-- start of INPUT DATA --
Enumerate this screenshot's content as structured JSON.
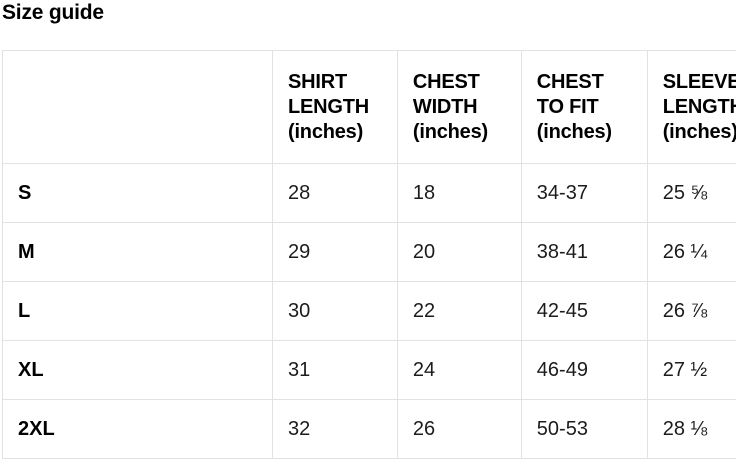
{
  "page_title": "Size guide",
  "colors": {
    "background": "#ffffff",
    "heading_text": "#000000",
    "value_text": "#1c1c1c",
    "table_border": "#e2e2e2"
  },
  "table": {
    "columns": [
      {
        "label": ""
      },
      {
        "label": "SHIRT\nLENGTH\n(inches)"
      },
      {
        "label": "CHEST\nWIDTH\n(inches)"
      },
      {
        "label": "CHEST\nTO FIT\n(inches)"
      },
      {
        "label": "SLEEVE\nLENGTH\n(inches)"
      }
    ],
    "rows": [
      {
        "size": "S",
        "values": [
          "28",
          "18",
          "34-37",
          "25 ⅝"
        ]
      },
      {
        "size": "M",
        "values": [
          "29",
          "20",
          "38-41",
          "26 ¼"
        ]
      },
      {
        "size": "L",
        "values": [
          "30",
          "22",
          "42-45",
          "26 ⅞"
        ]
      },
      {
        "size": "XL",
        "values": [
          "31",
          "24",
          "46-49",
          "27 ½"
        ]
      },
      {
        "size": "2XL",
        "values": [
          "32",
          "26",
          "50-53",
          "28 ⅛"
        ]
      }
    ]
  }
}
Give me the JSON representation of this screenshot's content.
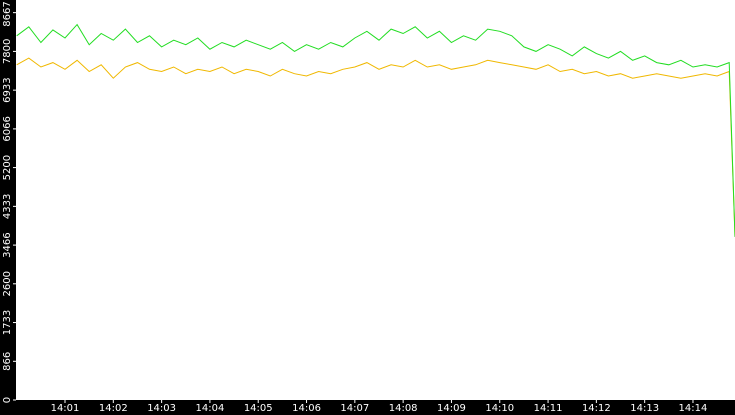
{
  "chart_data": {
    "type": "line",
    "x": [
      840,
      840.25,
      840.5,
      840.75,
      841,
      841.25,
      841.5,
      841.75,
      842,
      842.25,
      842.5,
      842.75,
      843,
      843.25,
      843.5,
      843.75,
      844,
      844.25,
      844.5,
      844.75,
      845,
      845.25,
      845.5,
      845.75,
      846,
      846.25,
      846.5,
      846.75,
      847,
      847.25,
      847.5,
      847.75,
      848,
      848.25,
      848.5,
      848.75,
      849,
      849.25,
      849.5,
      849.75,
      850,
      850.25,
      850.5,
      850.75,
      851,
      851.25,
      851.5,
      851.75,
      852,
      852.25,
      852.5,
      852.75,
      853,
      853.25,
      853.5,
      853.75,
      854,
      854.25,
      854.5,
      854.75,
      854.87
    ],
    "series": [
      {
        "color": "#22dd22",
        "values": [
          8150,
          8350,
          8000,
          8280,
          8100,
          8400,
          7950,
          8200,
          8050,
          8300,
          8000,
          8150,
          7900,
          8050,
          7950,
          8100,
          7850,
          8000,
          7900,
          8050,
          7950,
          7850,
          8000,
          7800,
          7950,
          7850,
          8000,
          7900,
          8100,
          8250,
          8050,
          8300,
          8200,
          8350,
          8100,
          8250,
          8000,
          8150,
          8050,
          8300,
          8250,
          8150,
          7900,
          7800,
          7950,
          7850,
          7700,
          7900,
          7750,
          7650,
          7800,
          7600,
          7700,
          7550,
          7500,
          7600,
          7450,
          7500,
          7450,
          7550,
          3650
        ]
      },
      {
        "color": "#f0b800",
        "values": [
          7500,
          7650,
          7450,
          7550,
          7400,
          7600,
          7350,
          7500,
          7200,
          7450,
          7550,
          7400,
          7350,
          7450,
          7300,
          7400,
          7350,
          7450,
          7300,
          7400,
          7350,
          7250,
          7400,
          7300,
          7250,
          7350,
          7300,
          7400,
          7450,
          7550,
          7400,
          7500,
          7450,
          7600,
          7450,
          7500,
          7400,
          7450,
          7500,
          7600,
          7550,
          7500,
          7450,
          7400,
          7500,
          7350,
          7400,
          7300,
          7350,
          7250,
          7300,
          7200,
          7250,
          7300,
          7250,
          7200,
          7250,
          7300,
          7250,
          7350,
          3650
        ]
      }
    ],
    "xlim": [
      840,
      854.87
    ],
    "xticks": [
      {
        "value": 841,
        "label": "14:01"
      },
      {
        "value": 842,
        "label": "14:02"
      },
      {
        "value": 843,
        "label": "14:03"
      },
      {
        "value": 844,
        "label": "14:04"
      },
      {
        "value": 845,
        "label": "14:05"
      },
      {
        "value": 846,
        "label": "14:06"
      },
      {
        "value": 847,
        "label": "14:07"
      },
      {
        "value": 848,
        "label": "14:08"
      },
      {
        "value": 849,
        "label": "14:09"
      },
      {
        "value": 850,
        "label": "14:10"
      },
      {
        "value": 851,
        "label": "14:11"
      },
      {
        "value": 852,
        "label": "14:12"
      },
      {
        "value": 853,
        "label": "14:13"
      },
      {
        "value": 854,
        "label": "14:14"
      }
    ],
    "ylim": [
      0,
      8950
    ],
    "yticks": [
      0,
      866,
      1733,
      2600,
      3466,
      4333,
      5200,
      6066,
      6933,
      7800,
      8667
    ]
  }
}
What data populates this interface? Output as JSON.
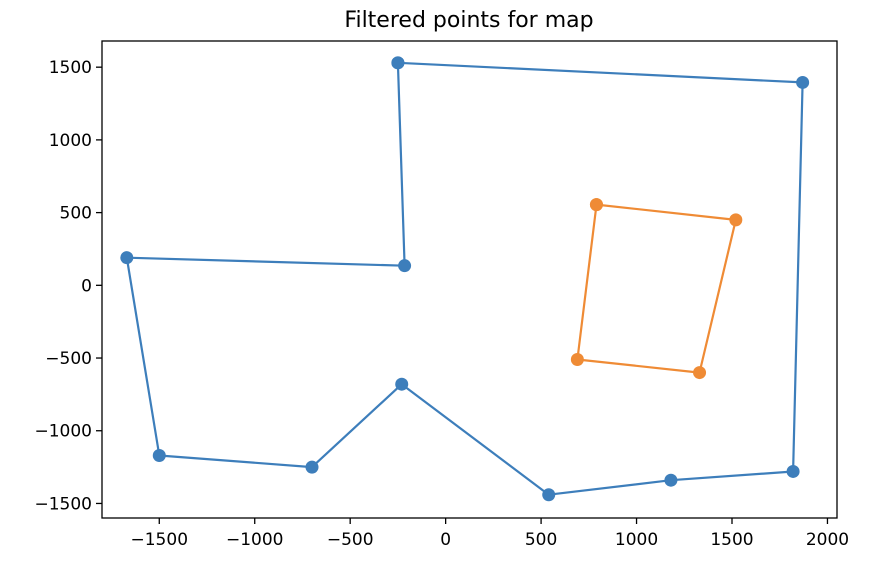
{
  "chart_data": {
    "type": "line",
    "title": "Filtered points for map",
    "xlabel": "",
    "ylabel": "",
    "xlim": [
      -1800,
      2050
    ],
    "ylim": [
      -1600,
      1680
    ],
    "grid": false,
    "markers": true,
    "x_ticks": [
      -1500,
      -1000,
      -500,
      0,
      500,
      1000,
      1500,
      2000
    ],
    "y_ticks": [
      -1500,
      -1000,
      -500,
      0,
      500,
      1000,
      1500
    ],
    "x_tick_labels": [
      "−1500",
      "−1000",
      "−500",
      "0",
      "500",
      "1000",
      "1500",
      "2000"
    ],
    "y_tick_labels": [
      "−1500",
      "−1000",
      "−500",
      "0",
      "500",
      "1000",
      "1500"
    ],
    "series": [
      {
        "color": "#3d7ebb",
        "points": [
          [
            -250,
            1530
          ],
          [
            1870,
            1395
          ],
          [
            1820,
            -1280
          ],
          [
            1180,
            -1340
          ],
          [
            540,
            -1440
          ],
          [
            -230,
            -680
          ],
          [
            -700,
            -1250
          ],
          [
            -1500,
            -1170
          ],
          [
            -1670,
            190
          ],
          [
            -215,
            135
          ],
          [
            -250,
            1530
          ]
        ]
      },
      {
        "color": "#ef8b35",
        "points": [
          [
            790,
            555
          ],
          [
            1520,
            450
          ],
          [
            1330,
            -600
          ],
          [
            690,
            -510
          ],
          [
            790,
            555
          ]
        ]
      }
    ]
  }
}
-- end of INPUT DATA --
WHAT TO WORK ON
Give the count of lines in the data above that hold the string "CHEST", with no additional words.

FINISHED EXERCISE
2